--- START ---

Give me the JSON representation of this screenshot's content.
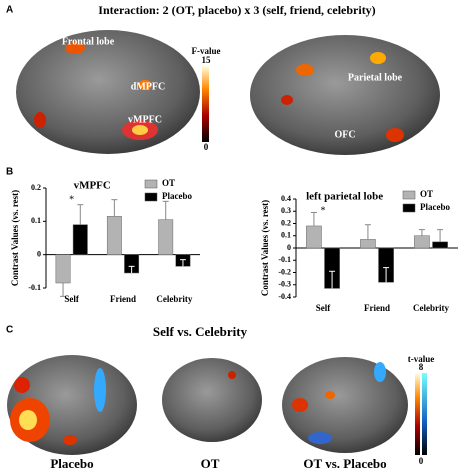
{
  "panel_a": {
    "letter": "A",
    "title": "Interaction: 2 (OT, placebo) x 3 (self, friend, celebrity)",
    "labels": [
      "Frontal lobe",
      "dMPFC",
      "vMPFC",
      "Parietal lobe",
      "OFC"
    ],
    "colorbar": {
      "label": "F-value",
      "max": 15,
      "min": 0
    }
  },
  "panel_b": {
    "letter": "B"
  },
  "chart_data": [
    {
      "type": "bar",
      "title": "vMPFC",
      "y_label": "Contrast Values (vs. rest)",
      "categories": [
        "Self",
        "Friend",
        "Celebrity"
      ],
      "series": [
        {
          "name": "OT",
          "color": "#b3b3b3",
          "values": [
            -0.085,
            0.115,
            0.105
          ],
          "errors": [
            0.04,
            0.05,
            0.055
          ]
        },
        {
          "name": "Placebo",
          "color": "#000000",
          "values": [
            0.09,
            -0.055,
            -0.035
          ],
          "errors": [
            0.06,
            0.02,
            0.02
          ]
        }
      ],
      "annotations": [
        "*"
      ],
      "ylim": [
        -0.1,
        0.2
      ],
      "yticks": [
        -0.1,
        0,
        0.1,
        0.2
      ]
    },
    {
      "type": "bar",
      "title": "left parietal lobe",
      "y_label": "Contrast Values (vs. rest)",
      "categories": [
        "Self",
        "Friend",
        "Celebrity"
      ],
      "series": [
        {
          "name": "OT",
          "color": "#b3b3b3",
          "values": [
            0.18,
            0.07,
            0.1
          ],
          "errors": [
            0.11,
            0.12,
            0.05
          ]
        },
        {
          "name": "Placebo",
          "color": "#000000",
          "values": [
            -0.33,
            -0.28,
            0.05
          ],
          "errors": [
            0.14,
            0.12,
            0.1
          ]
        }
      ],
      "annotations": [
        "*"
      ],
      "ylim": [
        -0.4,
        0.4
      ],
      "yticks": [
        -0.4,
        -0.3,
        -0.2,
        -0.1,
        0,
        0.1,
        0.2,
        0.3,
        0.4
      ]
    }
  ],
  "panel_c": {
    "letter": "C",
    "title": "Self vs. Celebrity",
    "labels": [
      "Placebo",
      "OT",
      "OT vs. Placebo"
    ],
    "colorbar": {
      "label": "t-value",
      "max": 8,
      "min": 0
    }
  }
}
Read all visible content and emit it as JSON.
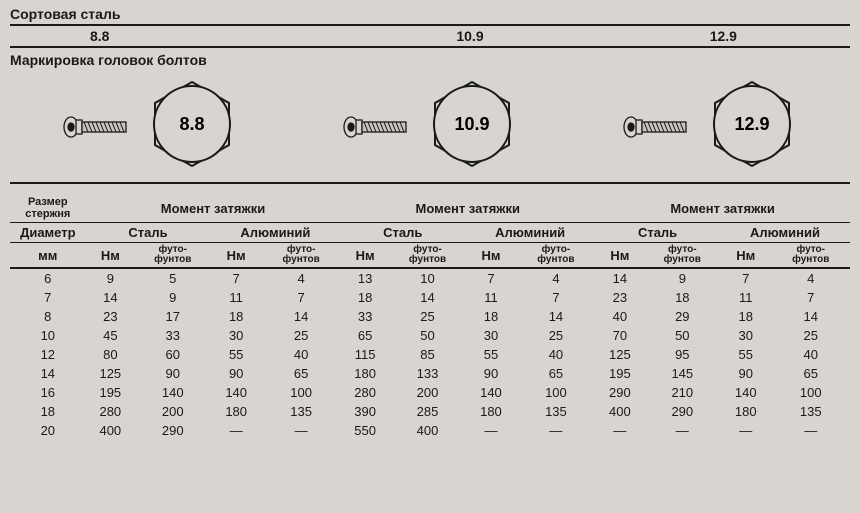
{
  "section1_title": "Сортовая сталь",
  "grades": [
    "8.8",
    "10.9",
    "12.9"
  ],
  "section2_title": "Маркировка головок болтов",
  "head_labels": [
    "8.8",
    "10.9",
    "12.9"
  ],
  "bolt_svg": {
    "stroke": "#1a1a1a",
    "fill": "#d8d4d0"
  },
  "table": {
    "size_header1": "Размер",
    "size_header2": "стержня",
    "diameter_label": "Диаметр",
    "mm_label": "мм",
    "moment_label": "Момент затяжки",
    "steel_label": "Сталь",
    "alum_label": "Алюминий",
    "nm_label": "Нм",
    "futo1": "футо-",
    "futo2": "фунтов",
    "diameters": [
      "6",
      "7",
      "8",
      "10",
      "12",
      "14",
      "16",
      "18",
      "20"
    ],
    "data": [
      [
        "9",
        "5",
        "7",
        "4",
        "13",
        "10",
        "7",
        "4",
        "14",
        "9",
        "7",
        "4"
      ],
      [
        "14",
        "9",
        "11",
        "7",
        "18",
        "14",
        "11",
        "7",
        "23",
        "18",
        "11",
        "7"
      ],
      [
        "23",
        "17",
        "18",
        "14",
        "33",
        "25",
        "18",
        "14",
        "40",
        "29",
        "18",
        "14"
      ],
      [
        "45",
        "33",
        "30",
        "25",
        "65",
        "50",
        "30",
        "25",
        "70",
        "50",
        "30",
        "25"
      ],
      [
        "80",
        "60",
        "55",
        "40",
        "115",
        "85",
        "55",
        "40",
        "125",
        "95",
        "55",
        "40"
      ],
      [
        "125",
        "90",
        "90",
        "65",
        "180",
        "133",
        "90",
        "65",
        "195",
        "145",
        "90",
        "65"
      ],
      [
        "195",
        "140",
        "140",
        "100",
        "280",
        "200",
        "140",
        "100",
        "290",
        "210",
        "140",
        "100"
      ],
      [
        "280",
        "200",
        "180",
        "135",
        "390",
        "285",
        "180",
        "135",
        "400",
        "290",
        "180",
        "135"
      ],
      [
        "400",
        "290",
        "—",
        "—",
        "550",
        "400",
        "—",
        "—",
        "—",
        "—",
        "—",
        "—"
      ]
    ]
  },
  "style": {
    "background": "#d8d4d0",
    "text_color": "#1a1a1a",
    "font_family": "Arial",
    "header_fontsize": 14,
    "body_fontsize": 13,
    "head_label_fontsize": 18
  }
}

--- END ---

PROBLEM STATEMENT >>
Without the pictures, transcribe the listing above exactly.

WRITTEN RESPONSE >>
Give me the JSON representation of this screenshot's content.
{
  "panel_a": {
    "letter": "A",
    "title": "Interaction: 2 (OT, placebo) x 3 (self, friend, celebrity)",
    "labels": [
      "Frontal lobe",
      "dMPFC",
      "vMPFC",
      "Parietal lobe",
      "OFC"
    ],
    "colorbar": {
      "label": "F-value",
      "max": 15,
      "min": 0
    }
  },
  "panel_b": {
    "letter": "B"
  },
  "chart_data": [
    {
      "type": "bar",
      "title": "vMPFC",
      "y_label": "Contrast Values (vs. rest)",
      "categories": [
        "Self",
        "Friend",
        "Celebrity"
      ],
      "series": [
        {
          "name": "OT",
          "color": "#b3b3b3",
          "values": [
            -0.085,
            0.115,
            0.105
          ],
          "errors": [
            0.04,
            0.05,
            0.055
          ]
        },
        {
          "name": "Placebo",
          "color": "#000000",
          "values": [
            0.09,
            -0.055,
            -0.035
          ],
          "errors": [
            0.06,
            0.02,
            0.02
          ]
        }
      ],
      "annotations": [
        "*"
      ],
      "ylim": [
        -0.1,
        0.2
      ],
      "yticks": [
        -0.1,
        0,
        0.1,
        0.2
      ]
    },
    {
      "type": "bar",
      "title": "left parietal lobe",
      "y_label": "Contrast Values (vs. rest)",
      "categories": [
        "Self",
        "Friend",
        "Celebrity"
      ],
      "series": [
        {
          "name": "OT",
          "color": "#b3b3b3",
          "values": [
            0.18,
            0.07,
            0.1
          ],
          "errors": [
            0.11,
            0.12,
            0.05
          ]
        },
        {
          "name": "Placebo",
          "color": "#000000",
          "values": [
            -0.33,
            -0.28,
            0.05
          ],
          "errors": [
            0.14,
            0.12,
            0.1
          ]
        }
      ],
      "annotations": [
        "*"
      ],
      "ylim": [
        -0.4,
        0.4
      ],
      "yticks": [
        -0.4,
        -0.3,
        -0.2,
        -0.1,
        0,
        0.1,
        0.2,
        0.3,
        0.4
      ]
    }
  ],
  "panel_c": {
    "letter": "C",
    "title": "Self vs. Celebrity",
    "labels": [
      "Placebo",
      "OT",
      "OT vs. Placebo"
    ],
    "colorbar": {
      "label": "t-value",
      "max": 8,
      "min": 0
    }
  }
}
Read all visible content and emit it as JSON.
{
  "section1_title": "Сортовая сталь",
  "grades": [
    "8.8",
    "10.9",
    "12.9"
  ],
  "section2_title": "Маркировка головок болтов",
  "head_labels": [
    "8.8",
    "10.9",
    "12.9"
  ],
  "bolt_svg": {
    "stroke": "#1a1a1a",
    "fill": "#d8d4d0"
  },
  "table": {
    "size_header1": "Размер",
    "size_header2": "стержня",
    "diameter_label": "Диаметр",
    "mm_label": "мм",
    "moment_label": "Момент затяжки",
    "steel_label": "Сталь",
    "alum_label": "Алюминий",
    "nm_label": "Нм",
    "futo1": "футо-",
    "futo2": "фунтов",
    "diameters": [
      "6",
      "7",
      "8",
      "10",
      "12",
      "14",
      "16",
      "18",
      "20"
    ],
    "data": [
      [
        "9",
        "5",
        "7",
        "4",
        "13",
        "10",
        "7",
        "4",
        "14",
        "9",
        "7",
        "4"
      ],
      [
        "14",
        "9",
        "11",
        "7",
        "18",
        "14",
        "11",
        "7",
        "23",
        "18",
        "11",
        "7"
      ],
      [
        "23",
        "17",
        "18",
        "14",
        "33",
        "25",
        "18",
        "14",
        "40",
        "29",
        "18",
        "14"
      ],
      [
        "45",
        "33",
        "30",
        "25",
        "65",
        "50",
        "30",
        "25",
        "70",
        "50",
        "30",
        "25"
      ],
      [
        "80",
        "60",
        "55",
        "40",
        "115",
        "85",
        "55",
        "40",
        "125",
        "95",
        "55",
        "40"
      ],
      [
        "125",
        "90",
        "90",
        "65",
        "180",
        "133",
        "90",
        "65",
        "195",
        "145",
        "90",
        "65"
      ],
      [
        "195",
        "140",
        "140",
        "100",
        "280",
        "200",
        "140",
        "100",
        "290",
        "210",
        "140",
        "100"
      ],
      [
        "280",
        "200",
        "180",
        "135",
        "390",
        "285",
        "180",
        "135",
        "400",
        "290",
        "180",
        "135"
      ],
      [
        "400",
        "290",
        "—",
        "—",
        "550",
        "400",
        "—",
        "—",
        "—",
        "—",
        "—",
        "—"
      ]
    ]
  },
  "style": {
    "background": "#d8d4d0",
    "text_color": "#1a1a1a",
    "font_family": "Arial",
    "header_fontsize": 14,
    "body_fontsize": 13,
    "head_label_fontsize": 18
  }
}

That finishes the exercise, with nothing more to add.